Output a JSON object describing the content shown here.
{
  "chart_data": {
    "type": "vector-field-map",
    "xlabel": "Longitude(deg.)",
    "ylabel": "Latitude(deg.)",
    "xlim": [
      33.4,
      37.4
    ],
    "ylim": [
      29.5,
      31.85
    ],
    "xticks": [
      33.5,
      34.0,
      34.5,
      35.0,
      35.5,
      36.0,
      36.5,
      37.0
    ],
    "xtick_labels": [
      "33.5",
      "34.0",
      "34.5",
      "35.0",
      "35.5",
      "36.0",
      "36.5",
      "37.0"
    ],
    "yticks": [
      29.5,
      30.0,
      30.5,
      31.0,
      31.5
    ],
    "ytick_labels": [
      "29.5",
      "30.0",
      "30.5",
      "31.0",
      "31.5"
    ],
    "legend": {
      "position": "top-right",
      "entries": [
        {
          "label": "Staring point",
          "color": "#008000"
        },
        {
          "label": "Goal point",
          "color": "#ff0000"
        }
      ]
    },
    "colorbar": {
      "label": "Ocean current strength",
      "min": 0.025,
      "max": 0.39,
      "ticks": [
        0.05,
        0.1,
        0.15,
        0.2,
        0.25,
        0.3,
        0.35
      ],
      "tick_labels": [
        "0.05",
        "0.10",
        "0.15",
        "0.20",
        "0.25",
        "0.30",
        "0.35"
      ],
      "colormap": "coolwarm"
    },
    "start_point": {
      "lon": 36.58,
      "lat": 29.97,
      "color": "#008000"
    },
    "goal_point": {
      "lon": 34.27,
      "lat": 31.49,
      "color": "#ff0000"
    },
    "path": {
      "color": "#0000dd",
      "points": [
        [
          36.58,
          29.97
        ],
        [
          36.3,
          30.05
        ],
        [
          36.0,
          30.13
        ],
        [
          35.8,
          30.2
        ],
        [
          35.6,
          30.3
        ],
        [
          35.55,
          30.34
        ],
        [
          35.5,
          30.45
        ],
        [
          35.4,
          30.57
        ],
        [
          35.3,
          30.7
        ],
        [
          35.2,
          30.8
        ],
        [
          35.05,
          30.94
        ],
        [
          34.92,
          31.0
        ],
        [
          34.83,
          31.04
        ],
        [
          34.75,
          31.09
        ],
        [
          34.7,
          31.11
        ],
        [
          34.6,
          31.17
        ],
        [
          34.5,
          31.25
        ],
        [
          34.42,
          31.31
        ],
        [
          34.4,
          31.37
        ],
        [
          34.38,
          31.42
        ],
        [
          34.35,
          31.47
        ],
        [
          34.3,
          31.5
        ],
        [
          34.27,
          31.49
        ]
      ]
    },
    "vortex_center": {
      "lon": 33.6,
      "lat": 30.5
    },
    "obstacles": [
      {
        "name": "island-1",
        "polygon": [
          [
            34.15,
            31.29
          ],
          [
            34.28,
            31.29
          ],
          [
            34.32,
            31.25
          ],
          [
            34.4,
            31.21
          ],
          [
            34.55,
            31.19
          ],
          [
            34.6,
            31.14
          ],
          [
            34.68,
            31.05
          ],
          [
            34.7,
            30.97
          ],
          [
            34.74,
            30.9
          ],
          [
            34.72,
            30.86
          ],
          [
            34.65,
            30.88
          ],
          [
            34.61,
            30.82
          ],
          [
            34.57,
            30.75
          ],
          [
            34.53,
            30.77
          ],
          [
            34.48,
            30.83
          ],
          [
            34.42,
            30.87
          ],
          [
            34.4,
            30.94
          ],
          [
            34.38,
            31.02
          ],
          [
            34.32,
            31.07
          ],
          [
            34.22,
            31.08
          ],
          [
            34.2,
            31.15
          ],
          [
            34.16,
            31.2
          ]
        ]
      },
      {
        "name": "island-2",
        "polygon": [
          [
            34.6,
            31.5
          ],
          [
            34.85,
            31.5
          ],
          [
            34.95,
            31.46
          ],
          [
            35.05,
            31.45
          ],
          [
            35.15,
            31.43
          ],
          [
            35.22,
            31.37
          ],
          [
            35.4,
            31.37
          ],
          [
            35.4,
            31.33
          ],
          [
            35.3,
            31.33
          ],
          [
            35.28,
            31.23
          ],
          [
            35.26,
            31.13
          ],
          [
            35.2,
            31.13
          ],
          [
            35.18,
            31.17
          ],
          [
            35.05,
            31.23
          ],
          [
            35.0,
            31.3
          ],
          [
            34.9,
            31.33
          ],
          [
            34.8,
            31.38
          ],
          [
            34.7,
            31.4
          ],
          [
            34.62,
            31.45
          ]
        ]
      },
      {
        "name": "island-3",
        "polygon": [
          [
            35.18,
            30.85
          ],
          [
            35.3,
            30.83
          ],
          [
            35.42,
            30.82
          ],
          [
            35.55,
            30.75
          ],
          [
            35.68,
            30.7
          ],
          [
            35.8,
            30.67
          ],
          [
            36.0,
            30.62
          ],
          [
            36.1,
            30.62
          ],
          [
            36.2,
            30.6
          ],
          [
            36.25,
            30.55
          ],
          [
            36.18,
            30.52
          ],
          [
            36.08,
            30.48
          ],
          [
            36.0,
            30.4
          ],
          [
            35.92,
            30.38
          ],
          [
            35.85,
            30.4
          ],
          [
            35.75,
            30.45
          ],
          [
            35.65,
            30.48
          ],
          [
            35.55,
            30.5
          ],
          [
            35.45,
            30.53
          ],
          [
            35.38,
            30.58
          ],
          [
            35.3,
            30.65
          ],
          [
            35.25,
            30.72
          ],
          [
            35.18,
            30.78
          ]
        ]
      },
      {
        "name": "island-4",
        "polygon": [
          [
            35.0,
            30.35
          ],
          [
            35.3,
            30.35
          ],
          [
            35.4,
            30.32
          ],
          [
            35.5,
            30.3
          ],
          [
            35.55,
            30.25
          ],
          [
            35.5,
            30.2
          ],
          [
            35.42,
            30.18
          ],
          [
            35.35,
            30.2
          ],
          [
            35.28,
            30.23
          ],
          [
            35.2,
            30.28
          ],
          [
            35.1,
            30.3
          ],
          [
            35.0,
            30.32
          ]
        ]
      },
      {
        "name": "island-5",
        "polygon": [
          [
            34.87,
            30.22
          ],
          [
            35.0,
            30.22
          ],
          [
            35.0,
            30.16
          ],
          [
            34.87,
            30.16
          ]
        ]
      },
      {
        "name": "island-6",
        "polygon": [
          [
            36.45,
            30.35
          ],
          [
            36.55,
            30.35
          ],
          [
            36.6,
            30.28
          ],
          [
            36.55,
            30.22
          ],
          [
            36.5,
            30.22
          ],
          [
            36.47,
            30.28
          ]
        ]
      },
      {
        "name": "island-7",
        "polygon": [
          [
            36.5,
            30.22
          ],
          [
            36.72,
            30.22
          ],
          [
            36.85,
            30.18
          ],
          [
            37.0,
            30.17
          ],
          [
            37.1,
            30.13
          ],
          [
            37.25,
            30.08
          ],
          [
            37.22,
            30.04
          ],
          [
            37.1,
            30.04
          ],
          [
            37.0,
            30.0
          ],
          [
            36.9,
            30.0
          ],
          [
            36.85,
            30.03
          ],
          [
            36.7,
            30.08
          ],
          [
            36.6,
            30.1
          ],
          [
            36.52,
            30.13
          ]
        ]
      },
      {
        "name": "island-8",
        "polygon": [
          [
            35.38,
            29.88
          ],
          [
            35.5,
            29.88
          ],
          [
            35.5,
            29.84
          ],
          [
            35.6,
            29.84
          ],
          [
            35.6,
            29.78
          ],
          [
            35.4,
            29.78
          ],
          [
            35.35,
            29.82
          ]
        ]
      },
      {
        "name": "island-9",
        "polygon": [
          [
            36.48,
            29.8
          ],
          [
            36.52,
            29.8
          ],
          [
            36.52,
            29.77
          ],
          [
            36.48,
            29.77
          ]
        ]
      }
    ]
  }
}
_ _ _
| Problem description |
Reproduce the entries above in full, verbatim.

| Answer to this exercise |
Output a JSON object describing the content shown here.
{
  "chart_data": {
    "type": "vector-field-map",
    "xlabel": "Longitude(deg.)",
    "ylabel": "Latitude(deg.)",
    "xlim": [
      33.4,
      37.4
    ],
    "ylim": [
      29.5,
      31.85
    ],
    "xticks": [
      33.5,
      34.0,
      34.5,
      35.0,
      35.5,
      36.0,
      36.5,
      37.0
    ],
    "xtick_labels": [
      "33.5",
      "34.0",
      "34.5",
      "35.0",
      "35.5",
      "36.0",
      "36.5",
      "37.0"
    ],
    "yticks": [
      29.5,
      30.0,
      30.5,
      31.0,
      31.5
    ],
    "ytick_labels": [
      "29.5",
      "30.0",
      "30.5",
      "31.0",
      "31.5"
    ],
    "legend": {
      "position": "top-right",
      "entries": [
        {
          "label": "Staring point",
          "color": "#008000"
        },
        {
          "label": "Goal point",
          "color": "#ff0000"
        }
      ]
    },
    "colorbar": {
      "label": "Ocean current strength",
      "min": 0.025,
      "max": 0.39,
      "ticks": [
        0.05,
        0.1,
        0.15,
        0.2,
        0.25,
        0.3,
        0.35
      ],
      "tick_labels": [
        "0.05",
        "0.10",
        "0.15",
        "0.20",
        "0.25",
        "0.30",
        "0.35"
      ],
      "colormap": "coolwarm"
    },
    "start_point": {
      "lon": 36.58,
      "lat": 29.97,
      "color": "#008000"
    },
    "goal_point": {
      "lon": 34.27,
      "lat": 31.49,
      "color": "#ff0000"
    },
    "path": {
      "color": "#0000dd",
      "points": [
        [
          36.58,
          29.97
        ],
        [
          36.3,
          30.05
        ],
        [
          36.0,
          30.13
        ],
        [
          35.8,
          30.2
        ],
        [
          35.6,
          30.3
        ],
        [
          35.55,
          30.34
        ],
        [
          35.5,
          30.45
        ],
        [
          35.4,
          30.57
        ],
        [
          35.3,
          30.7
        ],
        [
          35.2,
          30.8
        ],
        [
          35.05,
          30.94
        ],
        [
          34.92,
          31.0
        ],
        [
          34.83,
          31.04
        ],
        [
          34.75,
          31.09
        ],
        [
          34.7,
          31.11
        ],
        [
          34.6,
          31.17
        ],
        [
          34.5,
          31.25
        ],
        [
          34.42,
          31.31
        ],
        [
          34.4,
          31.37
        ],
        [
          34.38,
          31.42
        ],
        [
          34.35,
          31.47
        ],
        [
          34.3,
          31.5
        ],
        [
          34.27,
          31.49
        ]
      ]
    },
    "vortex_center": {
      "lon": 33.6,
      "lat": 30.5
    },
    "obstacles": [
      {
        "name": "island-1",
        "polygon": [
          [
            34.15,
            31.29
          ],
          [
            34.28,
            31.29
          ],
          [
            34.32,
            31.25
          ],
          [
            34.4,
            31.21
          ],
          [
            34.55,
            31.19
          ],
          [
            34.6,
            31.14
          ],
          [
            34.68,
            31.05
          ],
          [
            34.7,
            30.97
          ],
          [
            34.74,
            30.9
          ],
          [
            34.72,
            30.86
          ],
          [
            34.65,
            30.88
          ],
          [
            34.61,
            30.82
          ],
          [
            34.57,
            30.75
          ],
          [
            34.53,
            30.77
          ],
          [
            34.48,
            30.83
          ],
          [
            34.42,
            30.87
          ],
          [
            34.4,
            30.94
          ],
          [
            34.38,
            31.02
          ],
          [
            34.32,
            31.07
          ],
          [
            34.22,
            31.08
          ],
          [
            34.2,
            31.15
          ],
          [
            34.16,
            31.2
          ]
        ]
      },
      {
        "name": "island-2",
        "polygon": [
          [
            34.6,
            31.5
          ],
          [
            34.85,
            31.5
          ],
          [
            34.95,
            31.46
          ],
          [
            35.05,
            31.45
          ],
          [
            35.15,
            31.43
          ],
          [
            35.22,
            31.37
          ],
          [
            35.4,
            31.37
          ],
          [
            35.4,
            31.33
          ],
          [
            35.3,
            31.33
          ],
          [
            35.28,
            31.23
          ],
          [
            35.26,
            31.13
          ],
          [
            35.2,
            31.13
          ],
          [
            35.18,
            31.17
          ],
          [
            35.05,
            31.23
          ],
          [
            35.0,
            31.3
          ],
          [
            34.9,
            31.33
          ],
          [
            34.8,
            31.38
          ],
          [
            34.7,
            31.4
          ],
          [
            34.62,
            31.45
          ]
        ]
      },
      {
        "name": "island-3",
        "polygon": [
          [
            35.18,
            30.85
          ],
          [
            35.3,
            30.83
          ],
          [
            35.42,
            30.82
          ],
          [
            35.55,
            30.75
          ],
          [
            35.68,
            30.7
          ],
          [
            35.8,
            30.67
          ],
          [
            36.0,
            30.62
          ],
          [
            36.1,
            30.62
          ],
          [
            36.2,
            30.6
          ],
          [
            36.25,
            30.55
          ],
          [
            36.18,
            30.52
          ],
          [
            36.08,
            30.48
          ],
          [
            36.0,
            30.4
          ],
          [
            35.92,
            30.38
          ],
          [
            35.85,
            30.4
          ],
          [
            35.75,
            30.45
          ],
          [
            35.65,
            30.48
          ],
          [
            35.55,
            30.5
          ],
          [
            35.45,
            30.53
          ],
          [
            35.38,
            30.58
          ],
          [
            35.3,
            30.65
          ],
          [
            35.25,
            30.72
          ],
          [
            35.18,
            30.78
          ]
        ]
      },
      {
        "name": "island-4",
        "polygon": [
          [
            35.0,
            30.35
          ],
          [
            35.3,
            30.35
          ],
          [
            35.4,
            30.32
          ],
          [
            35.5,
            30.3
          ],
          [
            35.55,
            30.25
          ],
          [
            35.5,
            30.2
          ],
          [
            35.42,
            30.18
          ],
          [
            35.35,
            30.2
          ],
          [
            35.28,
            30.23
          ],
          [
            35.2,
            30.28
          ],
          [
            35.1,
            30.3
          ],
          [
            35.0,
            30.32
          ]
        ]
      },
      {
        "name": "island-5",
        "polygon": [
          [
            34.87,
            30.22
          ],
          [
            35.0,
            30.22
          ],
          [
            35.0,
            30.16
          ],
          [
            34.87,
            30.16
          ]
        ]
      },
      {
        "name": "island-6",
        "polygon": [
          [
            36.45,
            30.35
          ],
          [
            36.55,
            30.35
          ],
          [
            36.6,
            30.28
          ],
          [
            36.55,
            30.22
          ],
          [
            36.5,
            30.22
          ],
          [
            36.47,
            30.28
          ]
        ]
      },
      {
        "name": "island-7",
        "polygon": [
          [
            36.5,
            30.22
          ],
          [
            36.72,
            30.22
          ],
          [
            36.85,
            30.18
          ],
          [
            37.0,
            30.17
          ],
          [
            37.1,
            30.13
          ],
          [
            37.25,
            30.08
          ],
          [
            37.22,
            30.04
          ],
          [
            37.1,
            30.04
          ],
          [
            37.0,
            30.0
          ],
          [
            36.9,
            30.0
          ],
          [
            36.85,
            30.03
          ],
          [
            36.7,
            30.08
          ],
          [
            36.6,
            30.1
          ],
          [
            36.52,
            30.13
          ]
        ]
      },
      {
        "name": "island-8",
        "polygon": [
          [
            35.38,
            29.88
          ],
          [
            35.5,
            29.88
          ],
          [
            35.5,
            29.84
          ],
          [
            35.6,
            29.84
          ],
          [
            35.6,
            29.78
          ],
          [
            35.4,
            29.78
          ],
          [
            35.35,
            29.82
          ]
        ]
      },
      {
        "name": "island-9",
        "polygon": [
          [
            36.48,
            29.8
          ],
          [
            36.52,
            29.8
          ],
          [
            36.52,
            29.77
          ],
          [
            36.48,
            29.77
          ]
        ]
      }
    ]
  }
}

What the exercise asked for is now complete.